» **To do**:
Return each entry exactly, with none missing.

» **Listed entries**:

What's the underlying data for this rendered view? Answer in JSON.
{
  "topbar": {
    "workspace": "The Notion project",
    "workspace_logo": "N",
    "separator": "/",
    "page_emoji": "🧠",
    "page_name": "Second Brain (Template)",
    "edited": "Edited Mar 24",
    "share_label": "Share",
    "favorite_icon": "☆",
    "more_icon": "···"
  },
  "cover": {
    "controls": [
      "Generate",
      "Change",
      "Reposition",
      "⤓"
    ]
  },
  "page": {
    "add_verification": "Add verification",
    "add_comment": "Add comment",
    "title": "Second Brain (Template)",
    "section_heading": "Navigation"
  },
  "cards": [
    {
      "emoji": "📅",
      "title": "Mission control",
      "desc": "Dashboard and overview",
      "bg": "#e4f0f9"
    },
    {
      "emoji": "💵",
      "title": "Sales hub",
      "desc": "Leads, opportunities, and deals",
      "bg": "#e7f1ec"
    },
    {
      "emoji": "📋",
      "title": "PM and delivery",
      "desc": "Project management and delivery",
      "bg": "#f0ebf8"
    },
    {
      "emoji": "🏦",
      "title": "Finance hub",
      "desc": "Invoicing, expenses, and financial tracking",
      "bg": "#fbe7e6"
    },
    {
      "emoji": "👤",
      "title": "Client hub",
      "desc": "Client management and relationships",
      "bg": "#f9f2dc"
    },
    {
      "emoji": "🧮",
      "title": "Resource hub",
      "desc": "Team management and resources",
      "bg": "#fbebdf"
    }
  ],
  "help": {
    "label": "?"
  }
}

» **Correct result**:
What's the underlying data for this rendered view? Answer in JSON.
{
  "topbar": {
    "workspace": "The Notion project",
    "workspace_logo": "N",
    "separator": "/",
    "page_emoji": "🧠",
    "page_name": "Second Brain (Template)",
    "edited": "Edited Mar 24",
    "share_label": "Share",
    "favorite_icon": "☆",
    "more_icon": "···"
  },
  "cover": {
    "controls": [
      "Generate",
      "Change",
      "Reposition",
      "⤓"
    ]
  },
  "page": {
    "add_verification": "Add verification",
    "add_comment": "Add comment",
    "title": "Second Brain (Template)",
    "section_heading": "Navigation"
  },
  "cards": [
    {
      "emoji": "📅",
      "title": "Mission control",
      "desc": "Dashboard and overview",
      "bg": "#e4f0f9"
    },
    {
      "emoji": "💵",
      "title": "Sales hub",
      "desc": "Leads, opportunities, and deals",
      "bg": "#e7f1ec"
    },
    {
      "emoji": "📋",
      "title": "PM and delivery",
      "desc": "Project management and delivery",
      "bg": "#f0ebf8"
    },
    {
      "emoji": "🏦",
      "title": "Finance hub",
      "desc": "Invoicing, expenses, and financial tracking",
      "bg": "#fbe7e6"
    },
    {
      "emoji": "👤",
      "title": "Client hub",
      "desc": "Client management and relationships",
      "bg": "#f9f2dc"
    },
    {
      "emoji": "🧮",
      "title": "Resource hub",
      "desc": "Team management and resources",
      "bg": "#fbebdf"
    }
  ],
  "help": {
    "label": "?"
  }
}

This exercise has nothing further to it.